* _RECORD LIST_
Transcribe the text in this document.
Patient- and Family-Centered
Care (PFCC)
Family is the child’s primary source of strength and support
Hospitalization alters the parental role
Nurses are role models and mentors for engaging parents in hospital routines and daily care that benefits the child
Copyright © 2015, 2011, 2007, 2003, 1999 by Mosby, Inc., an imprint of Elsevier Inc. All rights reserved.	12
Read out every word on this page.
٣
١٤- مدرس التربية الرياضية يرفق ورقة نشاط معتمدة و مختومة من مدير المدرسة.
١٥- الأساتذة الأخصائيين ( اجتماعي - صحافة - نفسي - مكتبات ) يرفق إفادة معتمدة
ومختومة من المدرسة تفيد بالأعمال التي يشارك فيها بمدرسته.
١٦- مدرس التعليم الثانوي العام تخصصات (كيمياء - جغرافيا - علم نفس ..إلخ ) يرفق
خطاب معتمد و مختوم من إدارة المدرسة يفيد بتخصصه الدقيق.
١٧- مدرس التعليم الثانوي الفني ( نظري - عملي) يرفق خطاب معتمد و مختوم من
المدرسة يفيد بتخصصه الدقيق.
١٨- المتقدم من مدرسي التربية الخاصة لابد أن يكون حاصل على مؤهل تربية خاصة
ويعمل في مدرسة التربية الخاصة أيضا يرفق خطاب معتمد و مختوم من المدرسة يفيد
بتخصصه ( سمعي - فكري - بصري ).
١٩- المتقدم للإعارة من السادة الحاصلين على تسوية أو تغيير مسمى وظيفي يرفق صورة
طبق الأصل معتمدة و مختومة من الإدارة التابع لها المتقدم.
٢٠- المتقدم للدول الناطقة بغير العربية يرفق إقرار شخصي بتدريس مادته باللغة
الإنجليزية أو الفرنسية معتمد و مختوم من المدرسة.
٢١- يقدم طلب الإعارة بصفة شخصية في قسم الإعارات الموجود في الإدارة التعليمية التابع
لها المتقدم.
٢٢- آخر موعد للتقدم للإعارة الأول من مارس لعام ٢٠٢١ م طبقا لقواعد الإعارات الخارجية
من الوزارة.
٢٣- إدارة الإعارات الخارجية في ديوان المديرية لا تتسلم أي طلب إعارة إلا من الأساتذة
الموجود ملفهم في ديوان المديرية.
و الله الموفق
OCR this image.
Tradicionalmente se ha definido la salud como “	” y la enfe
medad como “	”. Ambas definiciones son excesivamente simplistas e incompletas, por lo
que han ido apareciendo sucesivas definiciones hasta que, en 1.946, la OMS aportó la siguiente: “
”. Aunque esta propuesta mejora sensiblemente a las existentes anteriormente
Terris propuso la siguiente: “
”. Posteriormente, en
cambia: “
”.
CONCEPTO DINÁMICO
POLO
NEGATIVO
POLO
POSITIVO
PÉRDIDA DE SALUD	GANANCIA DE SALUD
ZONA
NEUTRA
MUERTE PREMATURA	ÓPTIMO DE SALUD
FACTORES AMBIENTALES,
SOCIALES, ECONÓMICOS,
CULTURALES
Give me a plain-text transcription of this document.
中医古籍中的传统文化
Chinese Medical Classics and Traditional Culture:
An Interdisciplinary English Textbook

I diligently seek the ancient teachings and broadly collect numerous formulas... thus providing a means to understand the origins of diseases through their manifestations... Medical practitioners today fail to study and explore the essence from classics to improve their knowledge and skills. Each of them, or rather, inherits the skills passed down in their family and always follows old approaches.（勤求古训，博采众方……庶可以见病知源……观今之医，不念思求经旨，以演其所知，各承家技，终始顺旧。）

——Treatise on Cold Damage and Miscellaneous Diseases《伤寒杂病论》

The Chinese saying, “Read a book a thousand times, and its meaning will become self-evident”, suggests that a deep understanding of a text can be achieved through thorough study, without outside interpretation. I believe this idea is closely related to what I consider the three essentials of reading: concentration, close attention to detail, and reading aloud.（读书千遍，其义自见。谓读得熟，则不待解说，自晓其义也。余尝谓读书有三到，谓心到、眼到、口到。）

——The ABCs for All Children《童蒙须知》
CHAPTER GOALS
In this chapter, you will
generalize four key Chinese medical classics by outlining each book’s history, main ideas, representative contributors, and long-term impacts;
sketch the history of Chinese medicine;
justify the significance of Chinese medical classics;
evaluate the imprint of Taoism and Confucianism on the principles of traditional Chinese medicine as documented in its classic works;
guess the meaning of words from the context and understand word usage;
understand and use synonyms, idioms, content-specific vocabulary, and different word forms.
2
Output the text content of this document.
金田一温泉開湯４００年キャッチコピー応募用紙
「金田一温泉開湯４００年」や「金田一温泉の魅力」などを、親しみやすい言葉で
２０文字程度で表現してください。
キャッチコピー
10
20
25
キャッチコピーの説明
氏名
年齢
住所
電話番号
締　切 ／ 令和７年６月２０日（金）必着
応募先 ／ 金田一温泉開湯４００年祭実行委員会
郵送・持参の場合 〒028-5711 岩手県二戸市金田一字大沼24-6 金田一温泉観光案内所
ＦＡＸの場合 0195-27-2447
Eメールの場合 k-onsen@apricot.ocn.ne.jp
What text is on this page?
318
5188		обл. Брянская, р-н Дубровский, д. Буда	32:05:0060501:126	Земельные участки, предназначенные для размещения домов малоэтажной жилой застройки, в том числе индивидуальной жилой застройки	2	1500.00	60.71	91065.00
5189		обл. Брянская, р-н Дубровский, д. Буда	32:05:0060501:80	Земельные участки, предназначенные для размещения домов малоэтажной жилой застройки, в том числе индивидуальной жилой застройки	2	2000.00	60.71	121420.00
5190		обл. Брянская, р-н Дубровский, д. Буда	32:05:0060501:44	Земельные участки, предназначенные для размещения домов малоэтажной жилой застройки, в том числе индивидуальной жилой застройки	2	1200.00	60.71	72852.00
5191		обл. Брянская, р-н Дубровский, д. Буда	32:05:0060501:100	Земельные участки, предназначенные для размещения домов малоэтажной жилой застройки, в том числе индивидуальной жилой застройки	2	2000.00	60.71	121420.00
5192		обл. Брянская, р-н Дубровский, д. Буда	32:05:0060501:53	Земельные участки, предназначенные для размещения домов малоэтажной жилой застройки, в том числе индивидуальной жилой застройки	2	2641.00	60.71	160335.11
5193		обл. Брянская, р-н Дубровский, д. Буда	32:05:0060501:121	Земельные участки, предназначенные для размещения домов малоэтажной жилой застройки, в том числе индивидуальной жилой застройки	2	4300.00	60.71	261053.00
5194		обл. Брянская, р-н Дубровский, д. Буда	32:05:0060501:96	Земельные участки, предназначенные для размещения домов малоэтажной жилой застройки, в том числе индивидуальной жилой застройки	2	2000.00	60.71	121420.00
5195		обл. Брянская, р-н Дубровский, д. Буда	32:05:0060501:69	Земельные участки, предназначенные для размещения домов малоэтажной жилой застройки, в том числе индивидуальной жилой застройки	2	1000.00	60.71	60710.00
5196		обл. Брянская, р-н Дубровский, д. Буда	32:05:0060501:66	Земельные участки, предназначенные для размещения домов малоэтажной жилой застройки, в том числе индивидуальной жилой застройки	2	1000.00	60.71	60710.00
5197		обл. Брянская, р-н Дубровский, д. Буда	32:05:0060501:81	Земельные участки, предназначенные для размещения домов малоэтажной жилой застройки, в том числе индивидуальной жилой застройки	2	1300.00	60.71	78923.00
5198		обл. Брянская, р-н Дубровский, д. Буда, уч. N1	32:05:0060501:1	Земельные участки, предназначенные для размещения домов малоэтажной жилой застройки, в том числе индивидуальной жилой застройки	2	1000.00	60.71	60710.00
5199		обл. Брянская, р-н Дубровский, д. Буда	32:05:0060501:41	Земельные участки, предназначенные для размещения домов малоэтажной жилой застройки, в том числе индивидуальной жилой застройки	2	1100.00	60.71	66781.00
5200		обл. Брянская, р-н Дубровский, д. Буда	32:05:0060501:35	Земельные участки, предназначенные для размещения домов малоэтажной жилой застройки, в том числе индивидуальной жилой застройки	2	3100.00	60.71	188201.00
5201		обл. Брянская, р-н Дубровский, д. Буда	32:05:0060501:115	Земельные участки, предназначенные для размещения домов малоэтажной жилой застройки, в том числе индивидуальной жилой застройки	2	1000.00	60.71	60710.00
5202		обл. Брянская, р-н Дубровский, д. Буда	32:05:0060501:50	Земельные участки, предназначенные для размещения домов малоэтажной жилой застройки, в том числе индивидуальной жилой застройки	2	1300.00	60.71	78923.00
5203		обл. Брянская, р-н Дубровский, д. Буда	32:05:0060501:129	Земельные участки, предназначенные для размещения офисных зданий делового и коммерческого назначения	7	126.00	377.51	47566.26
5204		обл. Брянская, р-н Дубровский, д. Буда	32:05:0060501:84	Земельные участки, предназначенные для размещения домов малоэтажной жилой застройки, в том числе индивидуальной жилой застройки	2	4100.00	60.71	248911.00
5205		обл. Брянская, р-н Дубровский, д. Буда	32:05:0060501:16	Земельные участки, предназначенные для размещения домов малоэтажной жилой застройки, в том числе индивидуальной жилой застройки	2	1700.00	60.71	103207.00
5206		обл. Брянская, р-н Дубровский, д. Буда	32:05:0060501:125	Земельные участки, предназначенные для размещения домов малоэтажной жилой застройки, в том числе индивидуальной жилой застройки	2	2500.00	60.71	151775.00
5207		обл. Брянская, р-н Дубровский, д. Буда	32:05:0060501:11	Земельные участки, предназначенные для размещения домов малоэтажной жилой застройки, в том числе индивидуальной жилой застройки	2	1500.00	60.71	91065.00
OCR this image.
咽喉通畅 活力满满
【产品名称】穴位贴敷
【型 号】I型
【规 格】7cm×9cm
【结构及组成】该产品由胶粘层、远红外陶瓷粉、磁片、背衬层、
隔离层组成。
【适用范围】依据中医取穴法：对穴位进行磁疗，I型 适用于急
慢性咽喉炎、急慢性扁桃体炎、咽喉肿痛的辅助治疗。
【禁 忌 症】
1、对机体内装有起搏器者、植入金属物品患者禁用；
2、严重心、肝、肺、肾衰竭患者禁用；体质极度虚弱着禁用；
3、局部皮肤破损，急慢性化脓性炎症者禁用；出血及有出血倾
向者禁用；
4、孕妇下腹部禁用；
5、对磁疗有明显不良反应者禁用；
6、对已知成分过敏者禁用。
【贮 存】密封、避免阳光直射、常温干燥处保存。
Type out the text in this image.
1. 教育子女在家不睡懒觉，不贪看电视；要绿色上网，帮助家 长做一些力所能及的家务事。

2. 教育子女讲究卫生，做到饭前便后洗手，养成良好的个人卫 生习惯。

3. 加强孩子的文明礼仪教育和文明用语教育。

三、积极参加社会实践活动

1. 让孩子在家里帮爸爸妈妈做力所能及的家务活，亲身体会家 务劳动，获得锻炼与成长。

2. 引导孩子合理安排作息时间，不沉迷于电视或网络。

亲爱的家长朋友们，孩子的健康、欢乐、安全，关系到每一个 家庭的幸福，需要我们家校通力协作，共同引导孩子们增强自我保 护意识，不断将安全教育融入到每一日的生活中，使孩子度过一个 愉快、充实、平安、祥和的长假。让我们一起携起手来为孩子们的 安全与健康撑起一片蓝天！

* _PROBLEM STATEMENT_
Of the lines in the material, how many include "Read"? Respond with the number alone.

* _RESULT FOR THIS TASK_
2